EXERCISE BRIEF>
Transcribe each of the records below exactly, excluding all pictures.

MATERIALS PROVIDED>
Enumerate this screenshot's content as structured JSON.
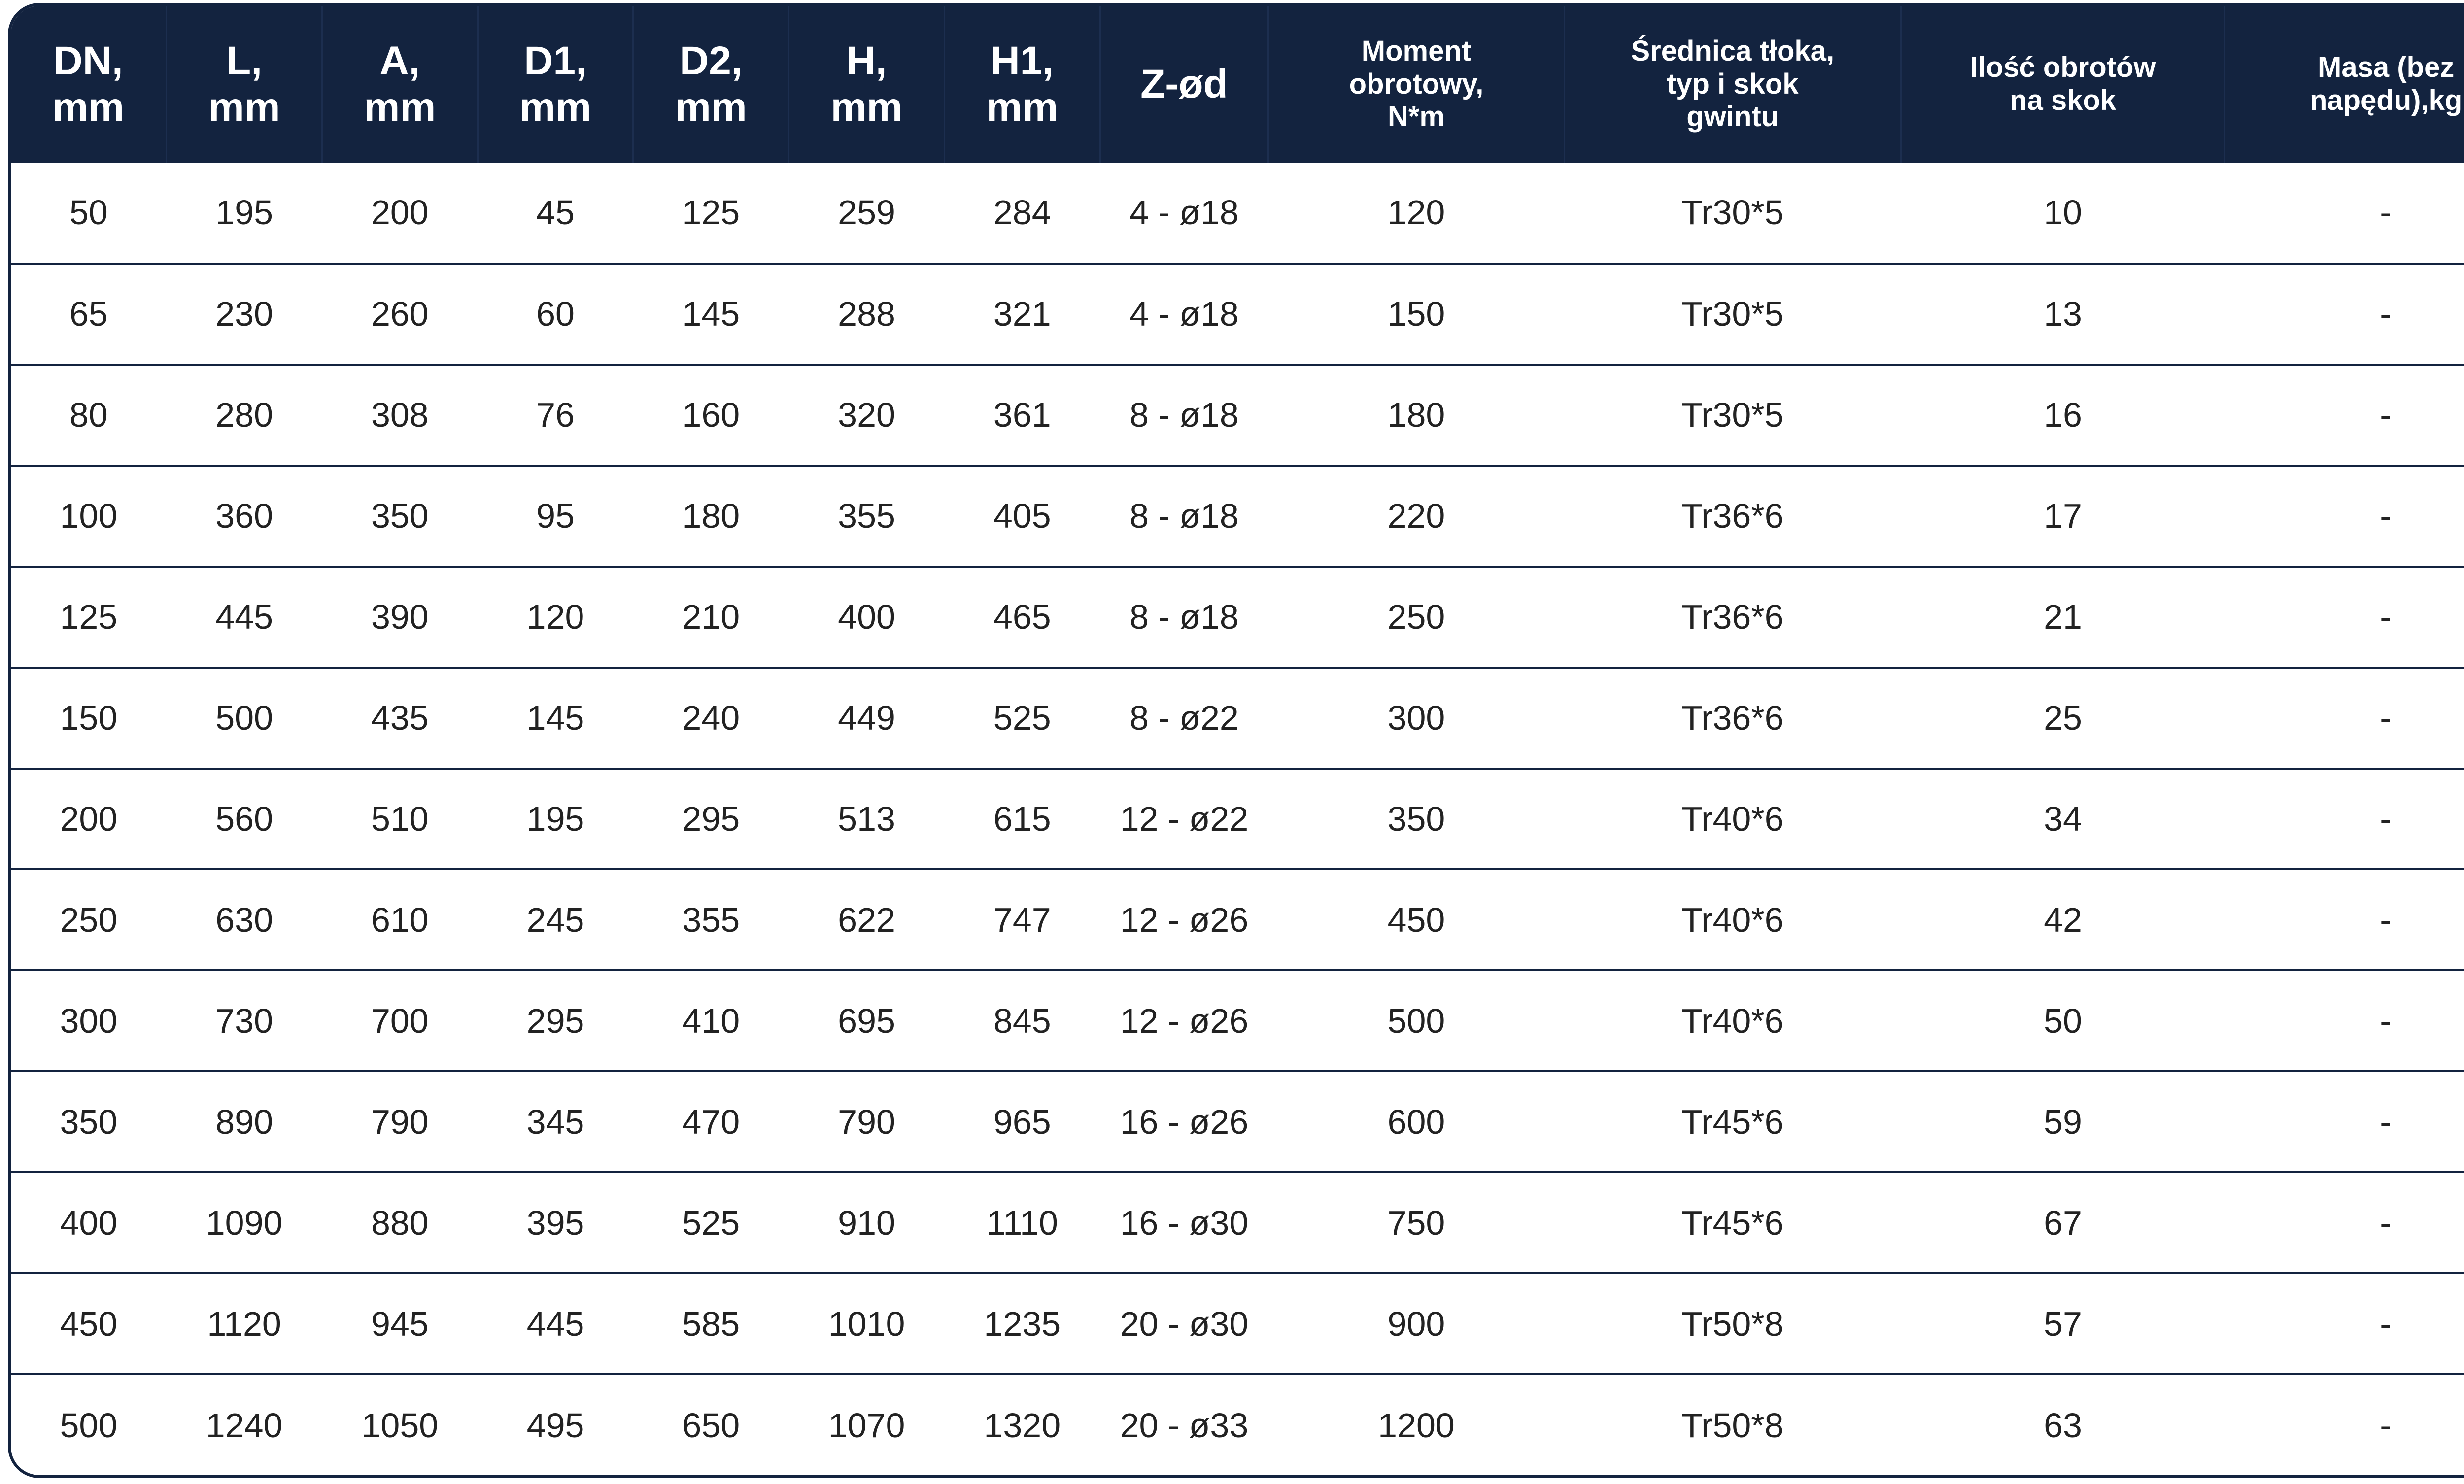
{
  "table": {
    "headers": [
      {
        "lines": [
          "DN,",
          "mm"
        ],
        "size": "big"
      },
      {
        "lines": [
          "L,",
          "mm"
        ],
        "size": "big"
      },
      {
        "lines": [
          "A,",
          "mm"
        ],
        "size": "big"
      },
      {
        "lines": [
          "D1,",
          "mm"
        ],
        "size": "big"
      },
      {
        "lines": [
          "D2,",
          "mm"
        ],
        "size": "big"
      },
      {
        "lines": [
          "H,",
          "mm"
        ],
        "size": "big"
      },
      {
        "lines": [
          "H1,",
          "mm"
        ],
        "size": "big"
      },
      {
        "lines": [
          "Z-ød"
        ],
        "size": "big"
      },
      {
        "lines": [
          "Moment",
          "obrotowy,",
          "N*m"
        ],
        "size": "small"
      },
      {
        "lines": [
          "Średnica tłoka,",
          "typ i skok",
          "gwintu"
        ],
        "size": "small"
      },
      {
        "lines": [
          "Ilość obrotów",
          "na skok"
        ],
        "size": "small"
      },
      {
        "lines": [
          "Masa (bez",
          "napędu),kg"
        ],
        "size": "small"
      }
    ],
    "rows": [
      [
        "50",
        "195",
        "200",
        "45",
        "125",
        "259",
        "284",
        "4 - ø18",
        "120",
        "Tr30*5",
        "10",
        "-"
      ],
      [
        "65",
        "230",
        "260",
        "60",
        "145",
        "288",
        "321",
        "4 - ø18",
        "150",
        "Tr30*5",
        "13",
        "-"
      ],
      [
        "80",
        "280",
        "308",
        "76",
        "160",
        "320",
        "361",
        "8 - ø18",
        "180",
        "Tr30*5",
        "16",
        "-"
      ],
      [
        "100",
        "360",
        "350",
        "95",
        "180",
        "355",
        "405",
        "8 - ø18",
        "220",
        "Tr36*6",
        "17",
        "-"
      ],
      [
        "125",
        "445",
        "390",
        "120",
        "210",
        "400",
        "465",
        "8 - ø18",
        "250",
        "Tr36*6",
        "21",
        "-"
      ],
      [
        "150",
        "500",
        "435",
        "145",
        "240",
        "449",
        "525",
        "8 - ø22",
        "300",
        "Tr36*6",
        "25",
        "-"
      ],
      [
        "200",
        "560",
        "510",
        "195",
        "295",
        "513",
        "615",
        "12 - ø22",
        "350",
        "Tr40*6",
        "34",
        "-"
      ],
      [
        "250",
        "630",
        "610",
        "245",
        "355",
        "622",
        "747",
        "12 - ø26",
        "450",
        "Tr40*6",
        "42",
        "-"
      ],
      [
        "300",
        "730",
        "700",
        "295",
        "410",
        "695",
        "845",
        "12 - ø26",
        "500",
        "Tr40*6",
        "50",
        "-"
      ],
      [
        "350",
        "890",
        "790",
        "345",
        "470",
        "790",
        "965",
        "16 - ø26",
        "600",
        "Tr45*6",
        "59",
        "-"
      ],
      [
        "400",
        "1090",
        "880",
        "395",
        "525",
        "910",
        "1110",
        "16 - ø30",
        "750",
        "Tr45*6",
        "67",
        "-"
      ],
      [
        "450",
        "1120",
        "945",
        "445",
        "585",
        "1010",
        "1235",
        "20 - ø30",
        "900",
        "Tr50*8",
        "57",
        "-"
      ],
      [
        "500",
        "1240",
        "1050",
        "495",
        "650",
        "1070",
        "1320",
        "20 - ø33",
        "1200",
        "Tr50*8",
        "63",
        "-"
      ]
    ]
  },
  "colors": {
    "header_bg": "#13233f",
    "header_text": "#ffffff",
    "row_divider": "#13233f",
    "cell_text": "#222222"
  }
}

TASK RESULT>
Enumerate this screenshot's content as structured JSON.
{
  "table": {
    "headers": [
      {
        "lines": [
          "DN,",
          "mm"
        ],
        "size": "big"
      },
      {
        "lines": [
          "L,",
          "mm"
        ],
        "size": "big"
      },
      {
        "lines": [
          "A,",
          "mm"
        ],
        "size": "big"
      },
      {
        "lines": [
          "D1,",
          "mm"
        ],
        "size": "big"
      },
      {
        "lines": [
          "D2,",
          "mm"
        ],
        "size": "big"
      },
      {
        "lines": [
          "H,",
          "mm"
        ],
        "size": "big"
      },
      {
        "lines": [
          "H1,",
          "mm"
        ],
        "size": "big"
      },
      {
        "lines": [
          "Z-ød"
        ],
        "size": "big"
      },
      {
        "lines": [
          "Moment",
          "obrotowy,",
          "N*m"
        ],
        "size": "small"
      },
      {
        "lines": [
          "Średnica tłoka,",
          "typ i skok",
          "gwintu"
        ],
        "size": "small"
      },
      {
        "lines": [
          "Ilość obrotów",
          "na skok"
        ],
        "size": "small"
      },
      {
        "lines": [
          "Masa (bez",
          "napędu),kg"
        ],
        "size": "small"
      }
    ],
    "rows": [
      [
        "50",
        "195",
        "200",
        "45",
        "125",
        "259",
        "284",
        "4 - ø18",
        "120",
        "Tr30*5",
        "10",
        "-"
      ],
      [
        "65",
        "230",
        "260",
        "60",
        "145",
        "288",
        "321",
        "4 - ø18",
        "150",
        "Tr30*5",
        "13",
        "-"
      ],
      [
        "80",
        "280",
        "308",
        "76",
        "160",
        "320",
        "361",
        "8 - ø18",
        "180",
        "Tr30*5",
        "16",
        "-"
      ],
      [
        "100",
        "360",
        "350",
        "95",
        "180",
        "355",
        "405",
        "8 - ø18",
        "220",
        "Tr36*6",
        "17",
        "-"
      ],
      [
        "125",
        "445",
        "390",
        "120",
        "210",
        "400",
        "465",
        "8 - ø18",
        "250",
        "Tr36*6",
        "21",
        "-"
      ],
      [
        "150",
        "500",
        "435",
        "145",
        "240",
        "449",
        "525",
        "8 - ø22",
        "300",
        "Tr36*6",
        "25",
        "-"
      ],
      [
        "200",
        "560",
        "510",
        "195",
        "295",
        "513",
        "615",
        "12 - ø22",
        "350",
        "Tr40*6",
        "34",
        "-"
      ],
      [
        "250",
        "630",
        "610",
        "245",
        "355",
        "622",
        "747",
        "12 - ø26",
        "450",
        "Tr40*6",
        "42",
        "-"
      ],
      [
        "300",
        "730",
        "700",
        "295",
        "410",
        "695",
        "845",
        "12 - ø26",
        "500",
        "Tr40*6",
        "50",
        "-"
      ],
      [
        "350",
        "890",
        "790",
        "345",
        "470",
        "790",
        "965",
        "16 - ø26",
        "600",
        "Tr45*6",
        "59",
        "-"
      ],
      [
        "400",
        "1090",
        "880",
        "395",
        "525",
        "910",
        "1110",
        "16 - ø30",
        "750",
        "Tr45*6",
        "67",
        "-"
      ],
      [
        "450",
        "1120",
        "945",
        "445",
        "585",
        "1010",
        "1235",
        "20 - ø30",
        "900",
        "Tr50*8",
        "57",
        "-"
      ],
      [
        "500",
        "1240",
        "1050",
        "495",
        "650",
        "1070",
        "1320",
        "20 - ø33",
        "1200",
        "Tr50*8",
        "63",
        "-"
      ]
    ]
  },
  "colors": {
    "header_bg": "#13233f",
    "header_text": "#ffffff",
    "row_divider": "#13233f",
    "cell_text": "#222222"
  }
}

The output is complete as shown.